■ **WHAT TO WORK ON**
State how many lines of the entries hold the string "arrow", and nothing more.

■ **DATA SUPPLIED**

+--

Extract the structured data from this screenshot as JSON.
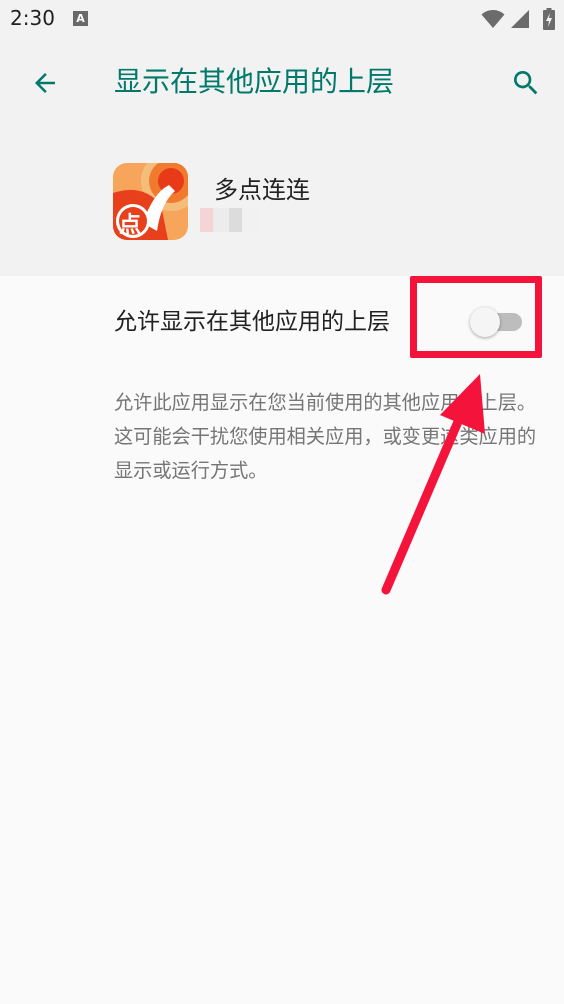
{
  "status_bar": {
    "time": "2:30",
    "notification_icon": "A",
    "icons": [
      "wifi-icon",
      "signal-icon",
      "battery-charging-icon"
    ]
  },
  "app_bar": {
    "title": "显示在其他应用的上层",
    "back_icon": "arrow-back-icon",
    "search_icon": "search-icon",
    "accent_color": "#00796b"
  },
  "app_info": {
    "name": "多点连连",
    "icon_text": "点",
    "icon_color": "#e8401c"
  },
  "permission": {
    "label": "允许显示在其他应用的上层",
    "enabled": false,
    "description": "允许此应用显示在您当前使用的其他应用的上层。这可能会干扰您使用相关应用，或变更这类应用的显示或运行方式。"
  },
  "annotation": {
    "color": "#f4133a",
    "type": "highlight-box-with-arrow"
  }
}
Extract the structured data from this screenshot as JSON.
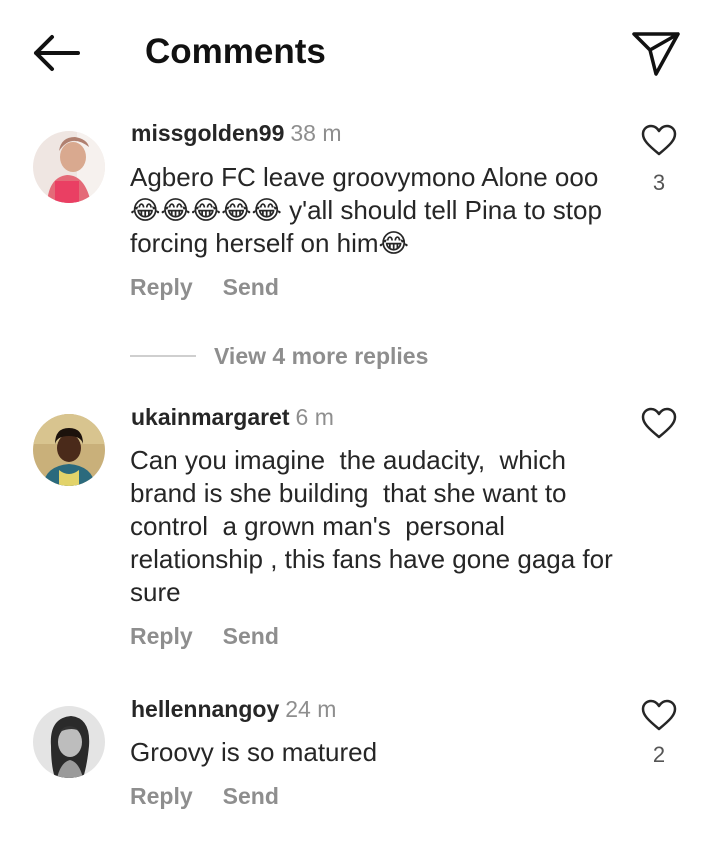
{
  "header": {
    "title": "Comments",
    "back_icon": "arrow-left-icon",
    "share_icon": "paper-plane-icon"
  },
  "comments": [
    {
      "username": "missgolden99",
      "time": "38 m",
      "text": "Agbero FC leave groovymono Alone ooo😂😂😂😂😂 y'all should tell Pina to stop forcing herself on him😂",
      "reply_label": "Reply",
      "send_label": "Send",
      "likes": "3",
      "like_icon": "heart-outline-icon"
    },
    {
      "username": "ukainmargaret",
      "time": "6 m",
      "text": "Can you imagine  the audacity,  which brand is she building  that she want to control  a grown man's  personal relationship , this fans have gone gaga for sure",
      "reply_label": "Reply",
      "send_label": "Send",
      "likes": "",
      "like_icon": "heart-outline-icon"
    },
    {
      "username": "hellennangoy",
      "time": "24 m",
      "text": "Groovy is so matured",
      "reply_label": "Reply",
      "send_label": "Send",
      "likes": "2",
      "like_icon": "heart-outline-icon"
    }
  ],
  "view_replies": "View 4 more replies",
  "colors": {
    "text": "#262626",
    "muted": "#8e8e8e",
    "background": "#ffffff"
  }
}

+--

■ **RESPONSE TO THE EXERCISE**
3